INSTRUCTION:
Word for word, give the material below again, minus any images.

SOURCE MATERIAL:
========

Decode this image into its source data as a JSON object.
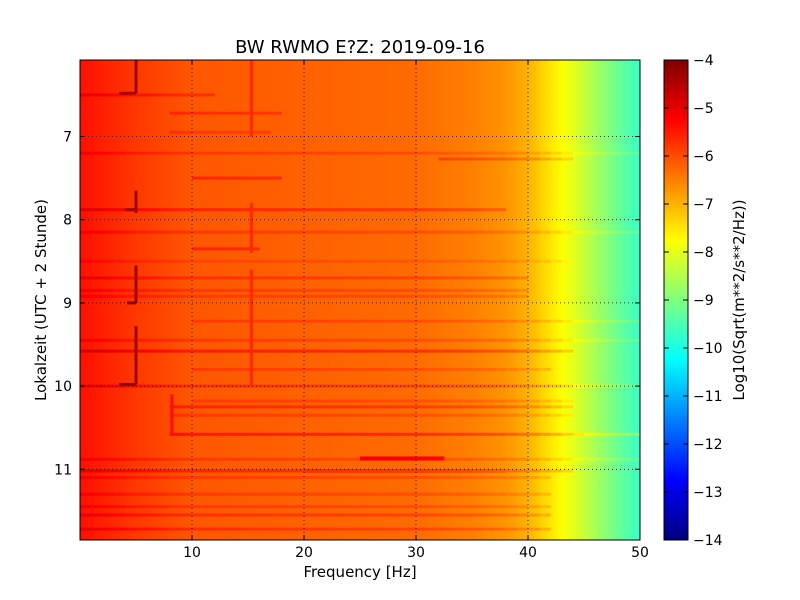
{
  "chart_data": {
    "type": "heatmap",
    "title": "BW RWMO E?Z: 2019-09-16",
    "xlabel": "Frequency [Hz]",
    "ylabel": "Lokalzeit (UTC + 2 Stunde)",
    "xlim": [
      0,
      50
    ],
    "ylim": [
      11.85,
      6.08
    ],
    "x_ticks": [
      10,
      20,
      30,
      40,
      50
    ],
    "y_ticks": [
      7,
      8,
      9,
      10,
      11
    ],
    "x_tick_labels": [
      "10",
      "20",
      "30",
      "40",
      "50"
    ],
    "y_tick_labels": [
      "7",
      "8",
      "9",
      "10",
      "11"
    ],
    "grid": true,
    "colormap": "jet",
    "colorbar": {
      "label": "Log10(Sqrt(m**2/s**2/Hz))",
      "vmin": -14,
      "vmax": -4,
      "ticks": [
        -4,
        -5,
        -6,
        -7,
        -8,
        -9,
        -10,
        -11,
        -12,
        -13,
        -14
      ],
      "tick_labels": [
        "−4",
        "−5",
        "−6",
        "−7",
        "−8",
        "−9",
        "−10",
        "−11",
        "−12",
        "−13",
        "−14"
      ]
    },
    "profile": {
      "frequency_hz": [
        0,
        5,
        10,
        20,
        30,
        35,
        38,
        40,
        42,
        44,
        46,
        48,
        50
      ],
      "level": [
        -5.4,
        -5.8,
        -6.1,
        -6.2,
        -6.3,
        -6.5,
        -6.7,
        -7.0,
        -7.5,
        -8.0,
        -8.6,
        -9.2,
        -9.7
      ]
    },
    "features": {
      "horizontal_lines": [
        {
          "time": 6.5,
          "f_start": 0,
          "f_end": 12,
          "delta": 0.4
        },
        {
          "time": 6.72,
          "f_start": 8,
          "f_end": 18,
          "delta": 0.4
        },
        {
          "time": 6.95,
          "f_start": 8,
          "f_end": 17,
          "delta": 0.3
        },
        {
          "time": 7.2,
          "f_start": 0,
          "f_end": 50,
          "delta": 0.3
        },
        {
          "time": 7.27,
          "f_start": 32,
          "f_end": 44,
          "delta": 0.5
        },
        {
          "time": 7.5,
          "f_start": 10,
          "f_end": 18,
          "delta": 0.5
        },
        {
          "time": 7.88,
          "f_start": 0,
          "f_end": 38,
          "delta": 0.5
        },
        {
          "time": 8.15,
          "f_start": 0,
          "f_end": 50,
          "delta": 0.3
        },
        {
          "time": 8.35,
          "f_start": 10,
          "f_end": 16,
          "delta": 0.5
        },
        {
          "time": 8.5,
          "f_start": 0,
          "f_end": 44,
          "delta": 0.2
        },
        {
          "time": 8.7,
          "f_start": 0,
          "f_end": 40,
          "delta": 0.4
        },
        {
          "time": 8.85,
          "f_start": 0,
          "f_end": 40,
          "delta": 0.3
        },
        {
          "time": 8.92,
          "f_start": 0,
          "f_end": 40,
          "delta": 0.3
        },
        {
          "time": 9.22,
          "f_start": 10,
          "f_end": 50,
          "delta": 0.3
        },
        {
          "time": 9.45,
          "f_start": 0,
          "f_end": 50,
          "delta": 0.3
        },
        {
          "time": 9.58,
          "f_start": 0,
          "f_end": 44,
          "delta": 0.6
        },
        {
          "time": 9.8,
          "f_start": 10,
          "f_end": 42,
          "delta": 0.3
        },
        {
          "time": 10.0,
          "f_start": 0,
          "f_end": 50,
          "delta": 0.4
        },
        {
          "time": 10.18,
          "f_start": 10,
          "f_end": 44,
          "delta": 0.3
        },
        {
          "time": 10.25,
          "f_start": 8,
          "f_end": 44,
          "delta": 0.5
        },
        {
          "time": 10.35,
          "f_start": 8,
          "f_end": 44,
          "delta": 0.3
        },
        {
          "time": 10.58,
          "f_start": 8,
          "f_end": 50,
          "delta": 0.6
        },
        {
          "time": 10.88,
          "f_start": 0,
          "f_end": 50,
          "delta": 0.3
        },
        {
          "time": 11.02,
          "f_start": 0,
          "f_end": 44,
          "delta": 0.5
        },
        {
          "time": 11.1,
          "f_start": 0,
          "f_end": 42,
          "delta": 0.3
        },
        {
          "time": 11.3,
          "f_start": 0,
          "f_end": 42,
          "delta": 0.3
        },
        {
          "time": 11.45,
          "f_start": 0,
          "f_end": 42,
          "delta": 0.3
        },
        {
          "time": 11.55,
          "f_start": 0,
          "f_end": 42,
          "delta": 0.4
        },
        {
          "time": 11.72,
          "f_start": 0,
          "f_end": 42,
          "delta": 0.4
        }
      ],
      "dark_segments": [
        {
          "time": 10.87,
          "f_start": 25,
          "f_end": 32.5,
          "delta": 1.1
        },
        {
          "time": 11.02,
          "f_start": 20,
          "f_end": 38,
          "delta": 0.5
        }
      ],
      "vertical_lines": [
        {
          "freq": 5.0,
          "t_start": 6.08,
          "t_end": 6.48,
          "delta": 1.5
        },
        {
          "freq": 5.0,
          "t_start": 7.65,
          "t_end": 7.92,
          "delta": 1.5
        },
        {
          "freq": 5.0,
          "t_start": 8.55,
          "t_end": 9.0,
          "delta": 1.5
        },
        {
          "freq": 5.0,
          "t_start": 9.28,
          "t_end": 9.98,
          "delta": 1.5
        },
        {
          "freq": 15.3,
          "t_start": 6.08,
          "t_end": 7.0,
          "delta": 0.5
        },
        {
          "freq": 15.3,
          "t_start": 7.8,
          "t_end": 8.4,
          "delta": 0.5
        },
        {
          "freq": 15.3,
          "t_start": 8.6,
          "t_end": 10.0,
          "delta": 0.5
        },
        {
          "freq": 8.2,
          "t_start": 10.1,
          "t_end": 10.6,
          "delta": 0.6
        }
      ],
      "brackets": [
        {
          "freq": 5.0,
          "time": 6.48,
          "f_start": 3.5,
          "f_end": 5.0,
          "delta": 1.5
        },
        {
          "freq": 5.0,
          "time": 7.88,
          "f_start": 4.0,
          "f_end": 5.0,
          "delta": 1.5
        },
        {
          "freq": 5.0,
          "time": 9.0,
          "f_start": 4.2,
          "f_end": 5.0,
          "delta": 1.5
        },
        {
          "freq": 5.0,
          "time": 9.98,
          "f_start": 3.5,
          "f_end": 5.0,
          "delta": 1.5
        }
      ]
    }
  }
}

========

CORRECT ANSWER:
Decode this image into its source data as a JSON object.
{
  "chart_data": {
    "type": "heatmap",
    "title": "BW RWMO E?Z: 2019-09-16",
    "xlabel": "Frequency [Hz]",
    "ylabel": "Lokalzeit (UTC + 2 Stunde)",
    "xlim": [
      0,
      50
    ],
    "ylim": [
      11.85,
      6.08
    ],
    "x_ticks": [
      10,
      20,
      30,
      40,
      50
    ],
    "y_ticks": [
      7,
      8,
      9,
      10,
      11
    ],
    "x_tick_labels": [
      "10",
      "20",
      "30",
      "40",
      "50"
    ],
    "y_tick_labels": [
      "7",
      "8",
      "9",
      "10",
      "11"
    ],
    "grid": true,
    "colormap": "jet",
    "colorbar": {
      "label": "Log10(Sqrt(m**2/s**2/Hz))",
      "vmin": -14,
      "vmax": -4,
      "ticks": [
        -4,
        -5,
        -6,
        -7,
        -8,
        -9,
        -10,
        -11,
        -12,
        -13,
        -14
      ],
      "tick_labels": [
        "−4",
        "−5",
        "−6",
        "−7",
        "−8",
        "−9",
        "−10",
        "−11",
        "−12",
        "−13",
        "−14"
      ]
    },
    "profile": {
      "frequency_hz": [
        0,
        5,
        10,
        20,
        30,
        35,
        38,
        40,
        42,
        44,
        46,
        48,
        50
      ],
      "level": [
        -5.4,
        -5.8,
        -6.1,
        -6.2,
        -6.3,
        -6.5,
        -6.7,
        -7.0,
        -7.5,
        -8.0,
        -8.6,
        -9.2,
        -9.7
      ]
    },
    "features": {
      "horizontal_lines": [
        {
          "time": 6.5,
          "f_start": 0,
          "f_end": 12,
          "delta": 0.4
        },
        {
          "time": 6.72,
          "f_start": 8,
          "f_end": 18,
          "delta": 0.4
        },
        {
          "time": 6.95,
          "f_start": 8,
          "f_end": 17,
          "delta": 0.3
        },
        {
          "time": 7.2,
          "f_start": 0,
          "f_end": 50,
          "delta": 0.3
        },
        {
          "time": 7.27,
          "f_start": 32,
          "f_end": 44,
          "delta": 0.5
        },
        {
          "time": 7.5,
          "f_start": 10,
          "f_end": 18,
          "delta": 0.5
        },
        {
          "time": 7.88,
          "f_start": 0,
          "f_end": 38,
          "delta": 0.5
        },
        {
          "time": 8.15,
          "f_start": 0,
          "f_end": 50,
          "delta": 0.3
        },
        {
          "time": 8.35,
          "f_start": 10,
          "f_end": 16,
          "delta": 0.5
        },
        {
          "time": 8.5,
          "f_start": 0,
          "f_end": 44,
          "delta": 0.2
        },
        {
          "time": 8.7,
          "f_start": 0,
          "f_end": 40,
          "delta": 0.4
        },
        {
          "time": 8.85,
          "f_start": 0,
          "f_end": 40,
          "delta": 0.3
        },
        {
          "time": 8.92,
          "f_start": 0,
          "f_end": 40,
          "delta": 0.3
        },
        {
          "time": 9.22,
          "f_start": 10,
          "f_end": 50,
          "delta": 0.3
        },
        {
          "time": 9.45,
          "f_start": 0,
          "f_end": 50,
          "delta": 0.3
        },
        {
          "time": 9.58,
          "f_start": 0,
          "f_end": 44,
          "delta": 0.6
        },
        {
          "time": 9.8,
          "f_start": 10,
          "f_end": 42,
          "delta": 0.3
        },
        {
          "time": 10.0,
          "f_start": 0,
          "f_end": 50,
          "delta": 0.4
        },
        {
          "time": 10.18,
          "f_start": 10,
          "f_end": 44,
          "delta": 0.3
        },
        {
          "time": 10.25,
          "f_start": 8,
          "f_end": 44,
          "delta": 0.5
        },
        {
          "time": 10.35,
          "f_start": 8,
          "f_end": 44,
          "delta": 0.3
        },
        {
          "time": 10.58,
          "f_start": 8,
          "f_end": 50,
          "delta": 0.6
        },
        {
          "time": 10.88,
          "f_start": 0,
          "f_end": 50,
          "delta": 0.3
        },
        {
          "time": 11.02,
          "f_start": 0,
          "f_end": 44,
          "delta": 0.5
        },
        {
          "time": 11.1,
          "f_start": 0,
          "f_end": 42,
          "delta": 0.3
        },
        {
          "time": 11.3,
          "f_start": 0,
          "f_end": 42,
          "delta": 0.3
        },
        {
          "time": 11.45,
          "f_start": 0,
          "f_end": 42,
          "delta": 0.3
        },
        {
          "time": 11.55,
          "f_start": 0,
          "f_end": 42,
          "delta": 0.4
        },
        {
          "time": 11.72,
          "f_start": 0,
          "f_end": 42,
          "delta": 0.4
        }
      ],
      "dark_segments": [
        {
          "time": 10.87,
          "f_start": 25,
          "f_end": 32.5,
          "delta": 1.1
        },
        {
          "time": 11.02,
          "f_start": 20,
          "f_end": 38,
          "delta": 0.5
        }
      ],
      "vertical_lines": [
        {
          "freq": 5.0,
          "t_start": 6.08,
          "t_end": 6.48,
          "delta": 1.5
        },
        {
          "freq": 5.0,
          "t_start": 7.65,
          "t_end": 7.92,
          "delta": 1.5
        },
        {
          "freq": 5.0,
          "t_start": 8.55,
          "t_end": 9.0,
          "delta": 1.5
        },
        {
          "freq": 5.0,
          "t_start": 9.28,
          "t_end": 9.98,
          "delta": 1.5
        },
        {
          "freq": 15.3,
          "t_start": 6.08,
          "t_end": 7.0,
          "delta": 0.5
        },
        {
          "freq": 15.3,
          "t_start": 7.8,
          "t_end": 8.4,
          "delta": 0.5
        },
        {
          "freq": 15.3,
          "t_start": 8.6,
          "t_end": 10.0,
          "delta": 0.5
        },
        {
          "freq": 8.2,
          "t_start": 10.1,
          "t_end": 10.6,
          "delta": 0.6
        }
      ],
      "brackets": [
        {
          "freq": 5.0,
          "time": 6.48,
          "f_start": 3.5,
          "f_end": 5.0,
          "delta": 1.5
        },
        {
          "freq": 5.0,
          "time": 7.88,
          "f_start": 4.0,
          "f_end": 5.0,
          "delta": 1.5
        },
        {
          "freq": 5.0,
          "time": 9.0,
          "f_start": 4.2,
          "f_end": 5.0,
          "delta": 1.5
        },
        {
          "freq": 5.0,
          "time": 9.98,
          "f_start": 3.5,
          "f_end": 5.0,
          "delta": 1.5
        }
      ]
    }
  }
}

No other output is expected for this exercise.